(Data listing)

┄┄┄┄┄┄┄┄┄┄┄┄┄┄┄┄┄┄┄┄

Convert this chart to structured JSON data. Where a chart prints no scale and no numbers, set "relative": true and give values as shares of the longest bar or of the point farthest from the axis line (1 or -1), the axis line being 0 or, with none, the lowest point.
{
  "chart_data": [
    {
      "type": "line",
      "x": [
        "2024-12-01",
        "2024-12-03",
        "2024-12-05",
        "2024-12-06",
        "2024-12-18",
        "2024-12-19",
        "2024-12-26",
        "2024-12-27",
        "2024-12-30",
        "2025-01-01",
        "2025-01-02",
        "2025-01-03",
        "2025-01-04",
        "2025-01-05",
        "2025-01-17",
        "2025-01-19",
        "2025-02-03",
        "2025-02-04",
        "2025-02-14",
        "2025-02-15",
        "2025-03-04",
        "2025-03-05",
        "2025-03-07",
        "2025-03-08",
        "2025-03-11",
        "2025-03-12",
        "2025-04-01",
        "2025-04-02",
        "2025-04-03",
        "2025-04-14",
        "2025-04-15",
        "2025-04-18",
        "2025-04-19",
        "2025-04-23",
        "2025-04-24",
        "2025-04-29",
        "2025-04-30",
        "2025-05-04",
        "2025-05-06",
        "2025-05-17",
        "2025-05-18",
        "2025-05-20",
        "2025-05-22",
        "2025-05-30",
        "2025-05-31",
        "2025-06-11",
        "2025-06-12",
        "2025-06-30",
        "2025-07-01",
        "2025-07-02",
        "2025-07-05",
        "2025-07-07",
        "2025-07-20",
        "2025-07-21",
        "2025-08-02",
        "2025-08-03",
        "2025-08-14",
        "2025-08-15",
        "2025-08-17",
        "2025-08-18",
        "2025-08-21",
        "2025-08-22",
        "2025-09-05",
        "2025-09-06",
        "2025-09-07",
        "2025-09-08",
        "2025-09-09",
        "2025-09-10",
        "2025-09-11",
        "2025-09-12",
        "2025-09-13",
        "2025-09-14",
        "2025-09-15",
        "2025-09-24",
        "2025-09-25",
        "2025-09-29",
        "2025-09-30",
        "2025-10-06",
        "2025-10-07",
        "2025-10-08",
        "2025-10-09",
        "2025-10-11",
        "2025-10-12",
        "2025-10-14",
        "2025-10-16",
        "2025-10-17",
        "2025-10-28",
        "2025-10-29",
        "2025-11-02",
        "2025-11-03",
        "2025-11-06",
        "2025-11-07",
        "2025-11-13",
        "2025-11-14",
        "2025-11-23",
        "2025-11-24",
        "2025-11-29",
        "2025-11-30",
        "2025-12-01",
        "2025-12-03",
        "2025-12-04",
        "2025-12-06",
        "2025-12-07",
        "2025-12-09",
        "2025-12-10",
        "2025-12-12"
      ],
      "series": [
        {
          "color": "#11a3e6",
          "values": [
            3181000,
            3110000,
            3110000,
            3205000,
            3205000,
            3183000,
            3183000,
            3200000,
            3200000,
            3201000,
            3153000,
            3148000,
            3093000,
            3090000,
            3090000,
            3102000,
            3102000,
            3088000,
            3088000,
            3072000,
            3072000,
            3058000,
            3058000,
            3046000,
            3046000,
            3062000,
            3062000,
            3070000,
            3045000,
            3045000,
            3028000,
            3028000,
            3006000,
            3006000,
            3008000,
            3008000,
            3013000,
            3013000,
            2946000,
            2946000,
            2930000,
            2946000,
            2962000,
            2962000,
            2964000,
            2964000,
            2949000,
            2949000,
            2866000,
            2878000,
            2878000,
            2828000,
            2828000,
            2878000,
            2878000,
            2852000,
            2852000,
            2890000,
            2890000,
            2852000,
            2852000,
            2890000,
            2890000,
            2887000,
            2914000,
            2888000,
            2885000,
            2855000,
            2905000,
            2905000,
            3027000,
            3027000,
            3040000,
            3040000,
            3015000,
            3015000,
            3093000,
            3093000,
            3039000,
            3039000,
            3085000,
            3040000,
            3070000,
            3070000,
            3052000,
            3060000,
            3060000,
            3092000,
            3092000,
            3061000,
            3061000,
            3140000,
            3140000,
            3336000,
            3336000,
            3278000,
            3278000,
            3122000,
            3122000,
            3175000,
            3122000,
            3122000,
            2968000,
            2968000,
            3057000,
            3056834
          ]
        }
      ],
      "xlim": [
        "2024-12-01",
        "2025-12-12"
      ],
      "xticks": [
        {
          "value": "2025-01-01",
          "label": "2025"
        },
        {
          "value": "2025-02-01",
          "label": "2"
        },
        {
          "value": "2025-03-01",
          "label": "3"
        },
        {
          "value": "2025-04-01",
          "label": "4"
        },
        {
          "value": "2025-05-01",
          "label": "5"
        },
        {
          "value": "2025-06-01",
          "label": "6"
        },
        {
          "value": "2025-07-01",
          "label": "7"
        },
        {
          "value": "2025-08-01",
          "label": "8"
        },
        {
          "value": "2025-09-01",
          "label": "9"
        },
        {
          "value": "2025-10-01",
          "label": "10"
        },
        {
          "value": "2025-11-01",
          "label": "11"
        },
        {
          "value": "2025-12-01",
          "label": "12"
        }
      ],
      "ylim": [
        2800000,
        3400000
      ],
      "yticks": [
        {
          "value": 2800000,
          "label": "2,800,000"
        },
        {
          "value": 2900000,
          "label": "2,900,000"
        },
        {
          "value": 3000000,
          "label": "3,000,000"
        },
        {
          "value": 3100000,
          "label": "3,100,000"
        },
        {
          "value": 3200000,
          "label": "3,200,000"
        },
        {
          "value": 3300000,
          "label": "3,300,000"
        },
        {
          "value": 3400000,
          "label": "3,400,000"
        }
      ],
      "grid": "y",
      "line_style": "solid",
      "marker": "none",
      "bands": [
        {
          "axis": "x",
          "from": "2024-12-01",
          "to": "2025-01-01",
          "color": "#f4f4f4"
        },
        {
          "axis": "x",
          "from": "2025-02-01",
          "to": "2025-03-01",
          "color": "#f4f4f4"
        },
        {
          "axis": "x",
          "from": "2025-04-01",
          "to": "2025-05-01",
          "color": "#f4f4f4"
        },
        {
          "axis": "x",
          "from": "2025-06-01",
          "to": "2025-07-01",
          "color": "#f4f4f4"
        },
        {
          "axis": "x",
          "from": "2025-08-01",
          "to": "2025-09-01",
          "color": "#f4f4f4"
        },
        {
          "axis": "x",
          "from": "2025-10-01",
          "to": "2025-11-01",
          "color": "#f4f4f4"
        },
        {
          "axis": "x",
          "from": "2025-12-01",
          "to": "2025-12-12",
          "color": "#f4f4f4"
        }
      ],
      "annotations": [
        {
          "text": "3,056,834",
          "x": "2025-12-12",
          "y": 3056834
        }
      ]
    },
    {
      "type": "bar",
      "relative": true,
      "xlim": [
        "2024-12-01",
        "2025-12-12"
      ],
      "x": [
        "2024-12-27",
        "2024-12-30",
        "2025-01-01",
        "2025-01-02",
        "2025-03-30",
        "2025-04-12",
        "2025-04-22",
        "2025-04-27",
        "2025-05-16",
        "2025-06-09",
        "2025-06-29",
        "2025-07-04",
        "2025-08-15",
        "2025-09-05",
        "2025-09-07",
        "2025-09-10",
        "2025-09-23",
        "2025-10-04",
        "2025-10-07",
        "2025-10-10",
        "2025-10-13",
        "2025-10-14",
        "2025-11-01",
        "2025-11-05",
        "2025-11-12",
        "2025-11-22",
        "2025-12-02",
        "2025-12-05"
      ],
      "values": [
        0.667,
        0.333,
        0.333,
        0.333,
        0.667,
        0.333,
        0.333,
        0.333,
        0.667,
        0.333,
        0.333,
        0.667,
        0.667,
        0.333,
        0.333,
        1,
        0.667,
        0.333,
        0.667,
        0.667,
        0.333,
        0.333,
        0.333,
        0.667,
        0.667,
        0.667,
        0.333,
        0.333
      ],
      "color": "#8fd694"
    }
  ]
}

┄┄┄┄┄┄┄┄┄┄┄┄┄┄┄┄┄┄┄┄

§ Short exercise:
Write out every entry verbatim.

§ Worked answer:
Convert this chart to structured JSON data. Where a chart prints no scale and no numbers, set "relative": true and give values as shares of the longest bar or of the point farthest from the axis line (1 or -1), the axis line being 0 or, with none, the lowest point.
{
  "chart_data": [
    {
      "type": "line",
      "x": [
        "2024-12-01",
        "2024-12-03",
        "2024-12-05",
        "2024-12-06",
        "2024-12-18",
        "2024-12-19",
        "2024-12-26",
        "2024-12-27",
        "2024-12-30",
        "2025-01-01",
        "2025-01-02",
        "2025-01-03",
        "2025-01-04",
        "2025-01-05",
        "2025-01-17",
        "2025-01-19",
        "2025-02-03",
        "2025-02-04",
        "2025-02-14",
        "2025-02-15",
        "2025-03-04",
        "2025-03-05",
        "2025-03-07",
        "2025-03-08",
        "2025-03-11",
        "2025-03-12",
        "2025-04-01",
        "2025-04-02",
        "2025-04-03",
        "2025-04-14",
        "2025-04-15",
        "2025-04-18",
        "2025-04-19",
        "2025-04-23",
        "2025-04-24",
        "2025-04-29",
        "2025-04-30",
        "2025-05-04",
        "2025-05-06",
        "2025-05-17",
        "2025-05-18",
        "2025-05-20",
        "2025-05-22",
        "2025-05-30",
        "2025-05-31",
        "2025-06-11",
        "2025-06-12",
        "2025-06-30",
        "2025-07-01",
        "2025-07-02",
        "2025-07-05",
        "2025-07-07",
        "2025-07-20",
        "2025-07-21",
        "2025-08-02",
        "2025-08-03",
        "2025-08-14",
        "2025-08-15",
        "2025-08-17",
        "2025-08-18",
        "2025-08-21",
        "2025-08-22",
        "2025-09-05",
        "2025-09-06",
        "2025-09-07",
        "2025-09-08",
        "2025-09-09",
        "2025-09-10",
        "2025-09-11",
        "2025-09-12",
        "2025-09-13",
        "2025-09-14",
        "2025-09-15",
        "2025-09-24",
        "2025-09-25",
        "2025-09-29",
        "2025-09-30",
        "2025-10-06",
        "2025-10-07",
        "2025-10-08",
        "2025-10-09",
        "2025-10-11",
        "2025-10-12",
        "2025-10-14",
        "2025-10-16",
        "2025-10-17",
        "2025-10-28",
        "2025-10-29",
        "2025-11-02",
        "2025-11-03",
        "2025-11-06",
        "2025-11-07",
        "2025-11-13",
        "2025-11-14",
        "2025-11-23",
        "2025-11-24",
        "2025-11-29",
        "2025-11-30",
        "2025-12-01",
        "2025-12-03",
        "2025-12-04",
        "2025-12-06",
        "2025-12-07",
        "2025-12-09",
        "2025-12-10",
        "2025-12-12"
      ],
      "series": [
        {
          "color": "#11a3e6",
          "values": [
            3181000,
            3110000,
            3110000,
            3205000,
            3205000,
            3183000,
            3183000,
            3200000,
            3200000,
            3201000,
            3153000,
            3148000,
            3093000,
            3090000,
            3090000,
            3102000,
            3102000,
            3088000,
            3088000,
            3072000,
            3072000,
            3058000,
            3058000,
            3046000,
            3046000,
            3062000,
            3062000,
            3070000,
            3045000,
            3045000,
            3028000,
            3028000,
            3006000,
            3006000,
            3008000,
            3008000,
            3013000,
            3013000,
            2946000,
            2946000,
            2930000,
            2946000,
            2962000,
            2962000,
            2964000,
            2964000,
            2949000,
            2949000,
            2866000,
            2878000,
            2878000,
            2828000,
            2828000,
            2878000,
            2878000,
            2852000,
            2852000,
            2890000,
            2890000,
            2852000,
            2852000,
            2890000,
            2890000,
            2887000,
            2914000,
            2888000,
            2885000,
            2855000,
            2905000,
            2905000,
            3027000,
            3027000,
            3040000,
            3040000,
            3015000,
            3015000,
            3093000,
            3093000,
            3039000,
            3039000,
            3085000,
            3040000,
            3070000,
            3070000,
            3052000,
            3060000,
            3060000,
            3092000,
            3092000,
            3061000,
            3061000,
            3140000,
            3140000,
            3336000,
            3336000,
            3278000,
            3278000,
            3122000,
            3122000,
            3175000,
            3122000,
            3122000,
            2968000,
            2968000,
            3057000,
            3056834
          ]
        }
      ],
      "xlim": [
        "2024-12-01",
        "2025-12-12"
      ],
      "xticks": [
        {
          "value": "2025-01-01",
          "label": "2025"
        },
        {
          "value": "2025-02-01",
          "label": "2"
        },
        {
          "value": "2025-03-01",
          "label": "3"
        },
        {
          "value": "2025-04-01",
          "label": "4"
        },
        {
          "value": "2025-05-01",
          "label": "5"
        },
        {
          "value": "2025-06-01",
          "label": "6"
        },
        {
          "value": "2025-07-01",
          "label": "7"
        },
        {
          "value": "2025-08-01",
          "label": "8"
        },
        {
          "value": "2025-09-01",
          "label": "9"
        },
        {
          "value": "2025-10-01",
          "label": "10"
        },
        {
          "value": "2025-11-01",
          "label": "11"
        },
        {
          "value": "2025-12-01",
          "label": "12"
        }
      ],
      "ylim": [
        2800000,
        3400000
      ],
      "yticks": [
        {
          "value": 2800000,
          "label": "2,800,000"
        },
        {
          "value": 2900000,
          "label": "2,900,000"
        },
        {
          "value": 3000000,
          "label": "3,000,000"
        },
        {
          "value": 3100000,
          "label": "3,100,000"
        },
        {
          "value": 3200000,
          "label": "3,200,000"
        },
        {
          "value": 3300000,
          "label": "3,300,000"
        },
        {
          "value": 3400000,
          "label": "3,400,000"
        }
      ],
      "grid": "y",
      "line_style": "solid",
      "marker": "none",
      "bands": [
        {
          "axis": "x",
          "from": "2024-12-01",
          "to": "2025-01-01",
          "color": "#f4f4f4"
        },
        {
          "axis": "x",
          "from": "2025-02-01",
          "to": "2025-03-01",
          "color": "#f4f4f4"
        },
        {
          "axis": "x",
          "from": "2025-04-01",
          "to": "2025-05-01",
          "color": "#f4f4f4"
        },
        {
          "axis": "x",
          "from": "2025-06-01",
          "to": "2025-07-01",
          "color": "#f4f4f4"
        },
        {
          "axis": "x",
          "from": "2025-08-01",
          "to": "2025-09-01",
          "color": "#f4f4f4"
        },
        {
          "axis": "x",
          "from": "2025-10-01",
          "to": "2025-11-01",
          "color": "#f4f4f4"
        },
        {
          "axis": "x",
          "from": "2025-12-01",
          "to": "2025-12-12",
          "color": "#f4f4f4"
        }
      ],
      "annotations": [
        {
          "text": "3,056,834",
          "x": "2025-12-12",
          "y": 3056834
        }
      ]
    },
    {
      "type": "bar",
      "relative": true,
      "xlim": [
        "2024-12-01",
        "2025-12-12"
      ],
      "x": [
        "2024-12-27",
        "2024-12-30",
        "2025-01-01",
        "2025-01-02",
        "2025-03-30",
        "2025-04-12",
        "2025-04-22",
        "2025-04-27",
        "2025-05-16",
        "2025-06-09",
        "2025-06-29",
        "2025-07-04",
        "2025-08-15",
        "2025-09-05",
        "2025-09-07",
        "2025-09-10",
        "2025-09-23",
        "2025-10-04",
        "2025-10-07",
        "2025-10-10",
        "2025-10-13",
        "2025-10-14",
        "2025-11-01",
        "2025-11-05",
        "2025-11-12",
        "2025-11-22",
        "2025-12-02",
        "2025-12-05"
      ],
      "values": [
        0.667,
        0.333,
        0.333,
        0.333,
        0.667,
        0.333,
        0.333,
        0.333,
        0.667,
        0.333,
        0.333,
        0.667,
        0.667,
        0.333,
        0.333,
        1,
        0.667,
        0.333,
        0.667,
        0.667,
        0.333,
        0.333,
        0.333,
        0.667,
        0.667,
        0.667,
        0.333,
        0.333
      ],
      "color": "#8fd694"
    }
  ]
}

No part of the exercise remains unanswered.